Set exercise>
Below is a listing; write it out exactly and drop any images from it.

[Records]
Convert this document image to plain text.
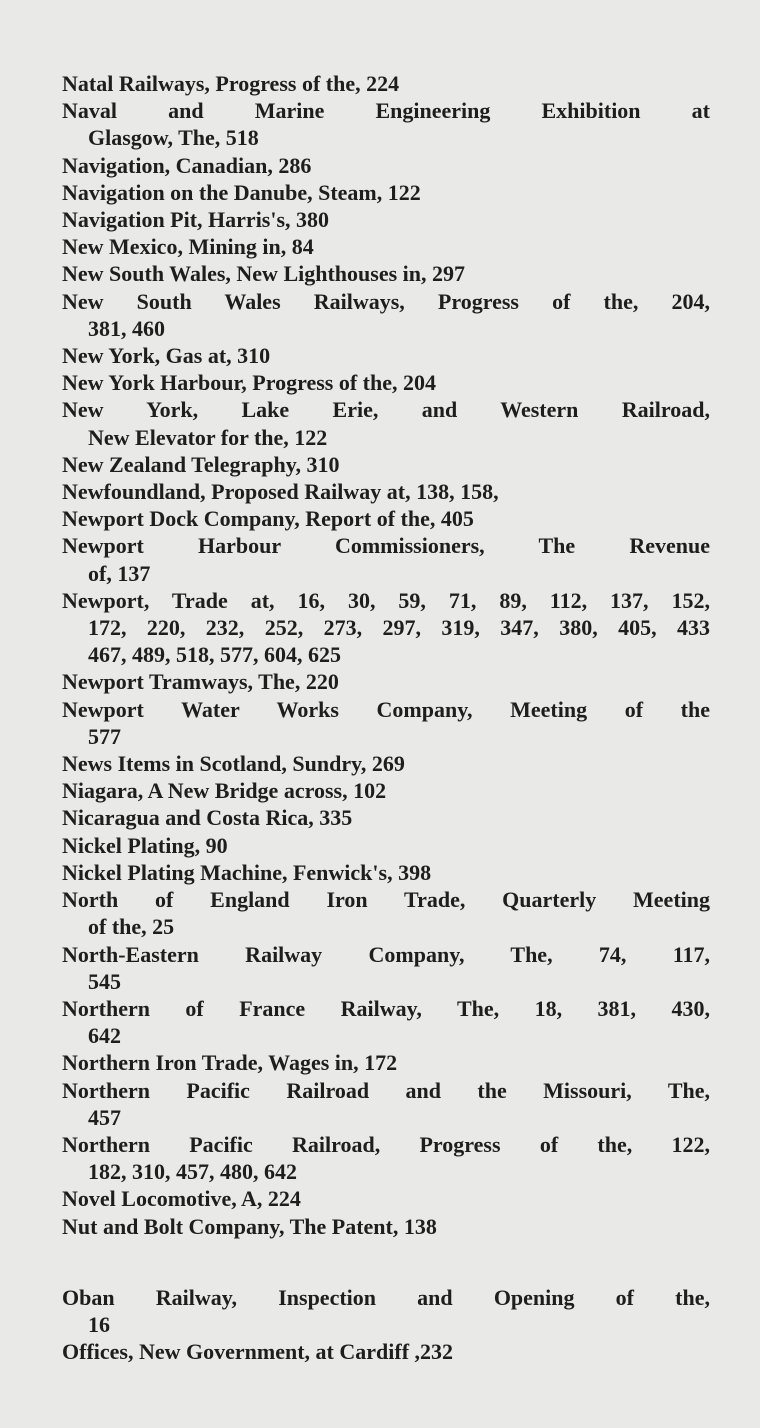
Natal Railways, Progress of the, 224
Naval and Marine Engineering Exhibition at
Glasgow, The, 518
Navigation, Canadian, 286
Navigation on the Danube, Steam, 122
Navigation Pit, Harris's, 380
New Mexico, Mining in, 84
New South Wales, New Lighthouses in, 297
New South Wales Railways, Progress of the, 204,
381, 460
New York, Gas at, 310
New York Harbour, Progress of the, 204
New York, Lake Erie, and Western Railroad,
New Elevator for the, 122
New Zealand Telegraphy, 310
Newfoundland, Proposed Railway at, 138, 158,
Newport Dock Company, Report of the, 405
Newport Harbour Commissioners, The Revenue
of, 137
Newport, Trade at, 16, 30, 59, 71, 89, 112, 137, 152,
172, 220, 232, 252, 273, 297, 319, 347, 380, 405, 433
467, 489, 518, 577, 604, 625
Newport Tramways, The, 220
Newport Water Works Company, Meeting of the
577
News Items in Scotland, Sundry, 269
Niagara, A New Bridge across, 102
Nicaragua and Costa Rica, 335
Nickel Plating, 90
Nickel Plating Machine, Fenwick's, 398
North of England Iron Trade, Quarterly Meeting
of the, 25
North-Eastern Railway Company, The, 74, 117,
545
Northern of France Railway, The, 18, 381, 430,
642
Northern Iron Trade, Wages in, 172
Northern Pacific Railroad and the Missouri, The,
457
Northern Pacific Railroad, Progress of the, 122,
182, 310, 457, 480, 642
Novel Locomotive, A, 224
Nut and Bolt Company, The Patent, 138
Oban Railway, Inspection and Opening of the,
16
Offices, New Government, at Cardiff ,232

Solution to this task>
Convert this document image to plain text.
Natal Railways, Progress of the, 224
Naval and Marine Engineering Exhibition at
Glasgow, The, 518
Navigation, Canadian, 286
Navigation on the Danube, Steam, 122
Navigation Pit, Harris's, 380
New Mexico, Mining in, 84
New South Wales, New Lighthouses in, 297
New South Wales Railways, Progress of the, 204,
381, 460
New York, Gas at, 310
New York Harbour, Progress of the, 204
New York, Lake Erie, and Western Railroad,
New Elevator for the, 122
New Zealand Telegraphy, 310
Newfoundland, Proposed Railway at, 138, 158,
Newport Dock Company, Report of the, 405
Newport Harbour Commissioners, The Revenue
of, 137
Newport, Trade at, 16, 30, 59, 71, 89, 112, 137, 152,
172, 220, 232, 252, 273, 297, 319, 347, 380, 405, 433
467, 489, 518, 577, 604, 625
Newport Tramways, The, 220
Newport Water Works Company, Meeting of the
577
News Items in Scotland, Sundry, 269
Niagara, A New Bridge across, 102
Nicaragua and Costa Rica, 335
Nickel Plating, 90
Nickel Plating Machine, Fenwick's, 398
North of England Iron Trade, Quarterly Meeting
of the, 25
North-Eastern Railway Company, The, 74, 117,
545
Northern of France Railway, The, 18, 381, 430,
642
Northern Iron Trade, Wages in, 172
Northern Pacific Railroad and the Missouri, The,
457
Northern Pacific Railroad, Progress of the, 122,
182, 310, 457, 480, 642
Novel Locomotive, A, 224
Nut and Bolt Company, The Patent, 138
Oban Railway, Inspection and Opening of the,
16
Offices, New Government, at Cardiff ,232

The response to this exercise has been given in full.